START STORED DATA

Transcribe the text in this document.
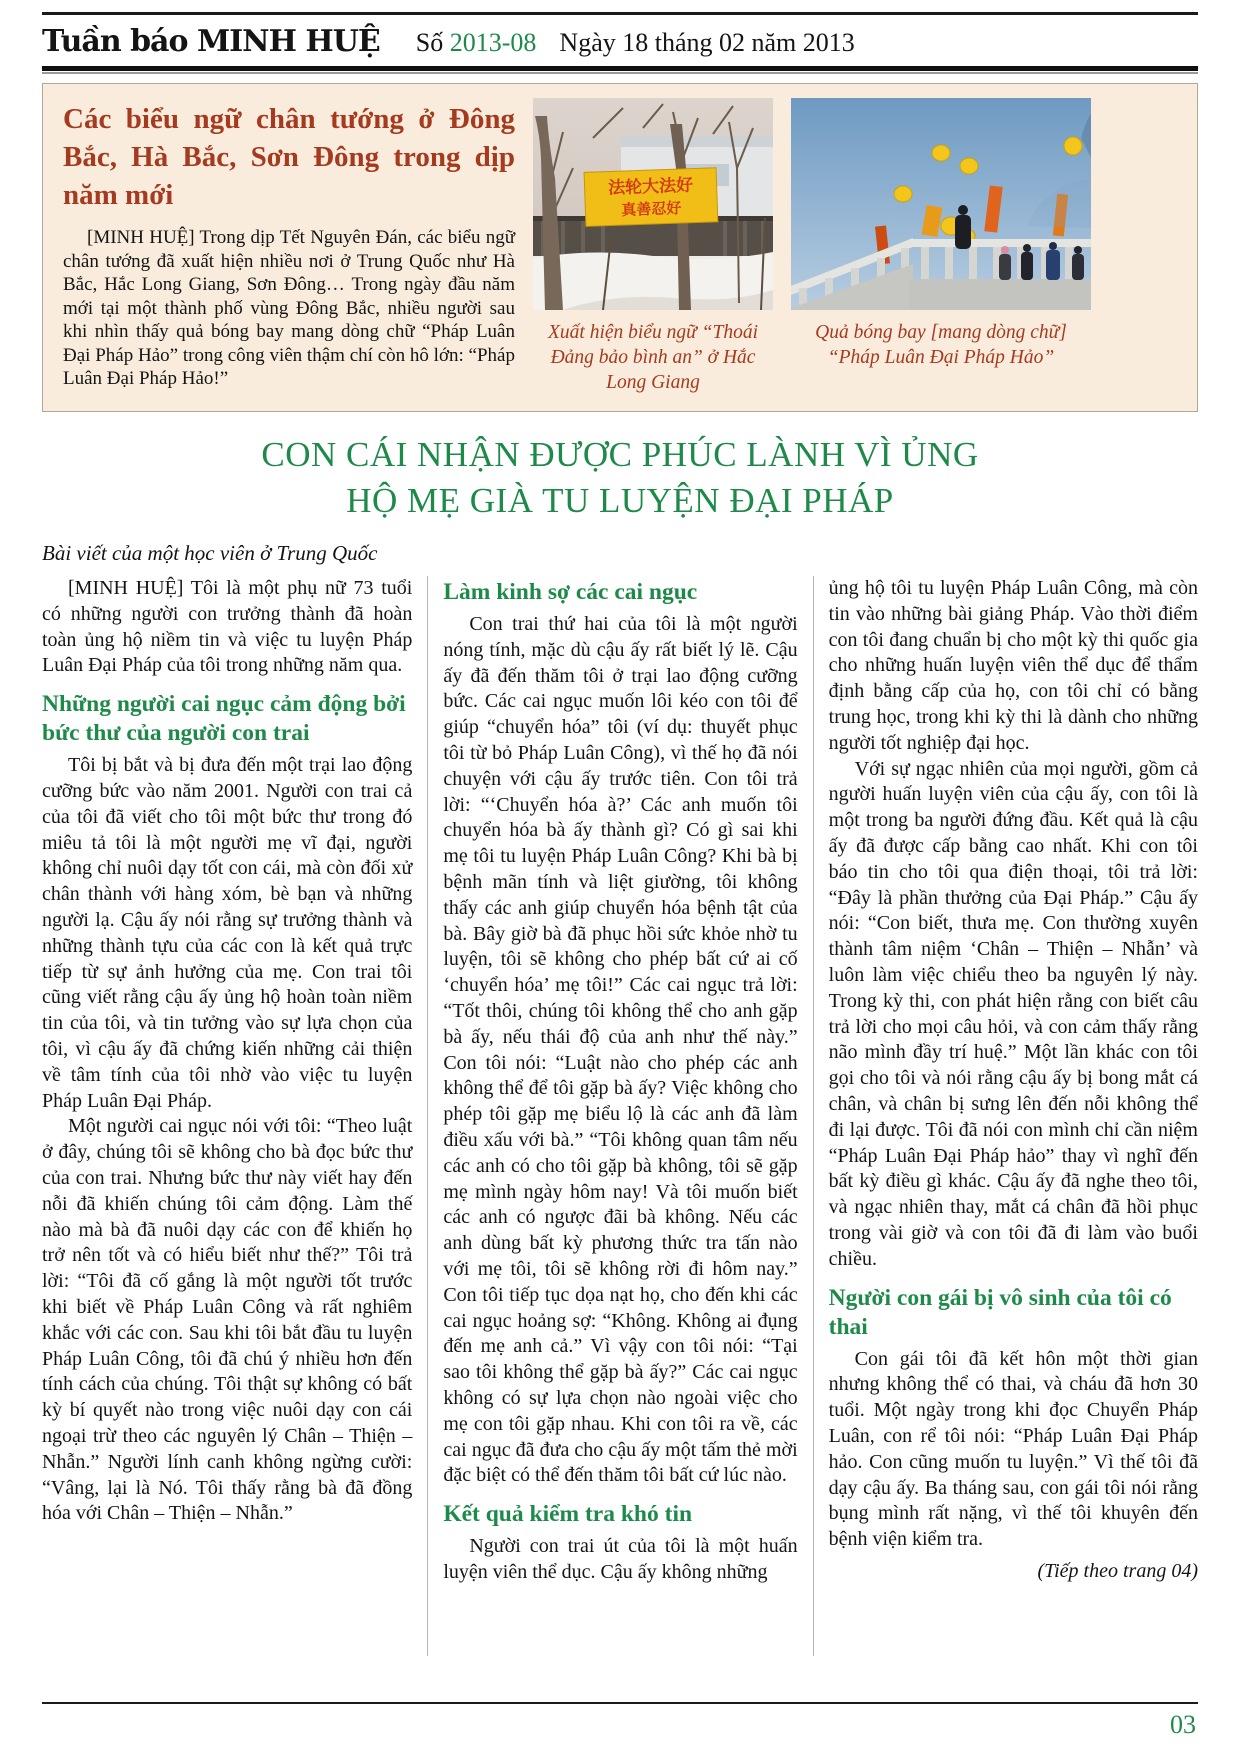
Tuần báo MINH HUỆ Số 2013-08 Ngày 18 tháng 02 năm 2013
Các biểu ngữ chân tướng ở Đông Bắc, Hà Bắc, Sơn Đông trong dịp năm mới
[MINH HUỆ] Trong dịp Tết Nguyên Đán, các biểu ngữ chân tướng đã xuất hiện nhiều nơi ở Trung Quốc như Hà Bắc, Hắc Long Giang, Sơn Đông… Trong ngày đầu năm mới tại một thành phố vùng Đông Bắc, nhiều người sau khi nhìn thấy quả bóng bay mang dòng chữ “Pháp Luân Đại Pháp Hảo” trong công viên thậm chí còn hô lớn: “Pháp Luân Đại Pháp Hảo!”
法轮大法好
真善忍好
Xuất hiện biểu ngữ “Thoái Đảng bảo bình an” ở Hắc Long Giang
Quả bóng bay [mang dòng chữ] “Pháp Luân Đại Pháp Hảo”
CON CÁI NHẬN ĐƯỢC PHÚC LÀNH VÌ ỦNG
HỘ MẸ GIÀ TU LUYỆN ĐẠI PHÁP
Bài viết của một học viên ở Trung Quốc

[MINH HUỆ] Tôi là một phụ nữ 73 tuổi có những người con trưởng thành đã hoàn toàn ủng hộ niềm tin và việc tu luyện Pháp Luân Đại Pháp của tôi trong những năm qua.

Những người cai ngục cảm động bởi bức thư của người con trai

Tôi bị bắt và bị đưa đến một trại lao động cưỡng bức vào năm 2001. Người con trai cả của tôi đã viết cho tôi một bức thư trong đó miêu tả tôi là một người mẹ vĩ đại, người không chỉ nuôi dạy tốt con cái, mà còn đối xử chân thành với hàng xóm, bè bạn và những người lạ. Cậu ấy nói rằng sự trưởng thành và những thành tựu của các con là kết quả trực tiếp từ sự ảnh hưởng của mẹ. Con trai tôi cũng viết rằng cậu ấy ủng hộ hoàn toàn niềm tin của tôi, và tin tưởng vào sự lựa chọn của tôi, vì cậu ấy đã chứng kiến những cải thiện về tâm tính của tôi nhờ vào việc tu luyện Pháp Luân Đại Pháp.

Một người cai ngục nói với tôi: “Theo luật ở đây, chúng tôi sẽ không cho bà đọc bức thư của con trai. Nhưng bức thư này viết hay đến nỗi đã khiến chúng tôi cảm động. Làm thế nào mà bà đã nuôi dạy các con để khiến họ trở nên tốt và có hiểu biết như thế?” Tôi trả lời: “Tôi đã cố gắng là một người tốt trước khi biết về Pháp Luân Công và rất nghiêm khắc với các con. Sau khi tôi bắt đầu tu luyện Pháp Luân Công, tôi đã chú ý nhiều hơn đến tính cách của chúng. Tôi thật sự không có bất kỳ bí quyết nào trong việc nuôi dạy con cái ngoại trừ theo các nguyên lý Chân – Thiện – Nhẫn.” Người lính canh không ngừng cười: “Vâng, lại là Nó. Tôi thấy rằng bà đã đồng hóa với Chân – Thiện – Nhẫn.”

Làm kinh sợ các cai ngục

Con trai thứ hai của tôi là một người nóng tính, mặc dù cậu ấy rất biết lý lẽ. Cậu ấy đã đến thăm tôi ở trại lao động cưỡng bức. Các cai ngục muốn lôi kéo con tôi để giúp “chuyển hóa” tôi (ví dụ: thuyết phục tôi từ bỏ Pháp Luân Công), vì thế họ đã nói chuyện với cậu ấy trước tiên. Con tôi trả lời: “‘Chuyển hóa à?’ Các anh muốn tôi chuyển hóa bà ấy thành gì? Có gì sai khi mẹ tôi tu luyện Pháp Luân Công? Khi bà bị bệnh mãn tính và liệt giường, tôi không thấy các anh giúp chuyển hóa bệnh tật của bà. Bây giờ bà đã phục hồi sức khỏe nhờ tu luyện, tôi sẽ không cho phép bất cứ ai cố ‘chuyển hóa’ mẹ tôi!” Các cai ngục trả lời: “Tốt thôi, chúng tôi không thể cho anh gặp bà ấy, nếu thái độ của anh như thế này.” Con tôi nói: “Luật nào cho phép các anh không thể để tôi gặp bà ấy? Việc không cho phép tôi gặp mẹ biểu lộ là các anh đã làm điều xấu với bà.” “Tôi không quan tâm nếu các anh có cho tôi gặp bà không, tôi sẽ gặp mẹ mình ngày hôm nay! Và tôi muốn biết các anh có ngược đãi bà không. Nếu các anh dùng bất kỳ phương thức tra tấn nào với mẹ tôi, tôi sẽ không rời đi hôm nay.” Con tôi tiếp tục dọa nạt họ, cho đến khi các cai ngục hoảng sợ: “Không. Không ai đụng đến mẹ anh cả.” Vì vậy con tôi nói: “Tại sao tôi không thể gặp bà ấy?” Các cai ngục không có sự lựa chọn nào ngoài việc cho mẹ con tôi gặp nhau. Khi con tôi ra về, các cai ngục đã đưa cho cậu ấy một tấm thẻ mời đặc biệt có thể đến thăm tôi bất cứ lúc nào.

Kết quả kiểm tra khó tin

Người con trai út của tôi là một huấn luyện viên thể dục. Cậu ấy không những

ủng hộ tôi tu luyện Pháp Luân Công, mà còn tin vào những bài giảng Pháp. Vào thời điểm con tôi đang chuẩn bị cho một kỳ thi quốc gia cho những huấn luyện viên thể dục để thẩm định bằng cấp của họ, con tôi chỉ có bằng trung học, trong khi kỳ thi là dành cho những người tốt nghiệp đại học.

Với sự ngạc nhiên của mọi người, gồm cả người huấn luyện viên của cậu ấy, con tôi là một trong ba người đứng đầu. Kết quả là cậu ấy đã được cấp bằng cao nhất. Khi con tôi báo tin cho tôi qua điện thoại, tôi trả lời: “Đây là phần thưởng của Đại Pháp.” Cậu ấy nói: “Con biết, thưa mẹ. Con thường xuyên thành tâm niệm ‘Chân – Thiện – Nhẫn’ và luôn làm việc chiểu theo ba nguyên lý này. Trong kỳ thi, con phát hiện rằng con biết câu trả lời cho mọi câu hỏi, và con cảm thấy rằng não mình đầy trí huệ.” Một lần khác con tôi gọi cho tôi và nói rằng cậu ấy bị bong mắt cá chân, và chân bị sưng lên đến nỗi không thể đi lại được. Tôi đã nói con mình chỉ cần niệm “Pháp Luân Đại Pháp hảo” thay vì nghĩ đến bất kỳ điều gì khác. Cậu ấy đã nghe theo tôi, và ngạc nhiên thay, mắt cá chân đã hồi phục trong vài giờ và con tôi đã đi làm vào buổi chiều.

Người con gái bị vô sinh của tôi có thai

Con gái tôi đã kết hôn một thời gian nhưng không thể có thai, và cháu đã hơn 30 tuổi. Một ngày trong khi đọc Chuyển Pháp Luân, con rể tôi nói: “Pháp Luân Đại Pháp hảo. Con cũng muốn tu luyện.” Vì thế tôi đã dạy cậu ấy. Ba tháng sau, con gái tôi nói rằng bụng mình rất nặng, vì thế tôi khuyên đến bệnh viện kiểm tra.

(Tiếp theo trang 04)

03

END STORED DATA

DIRECTIONS FOR THIS TASK> Work out how many lines of the material above contain the word "kiểm", then give only that figure.

SOLUTION FOR THIS PROBLEM> 2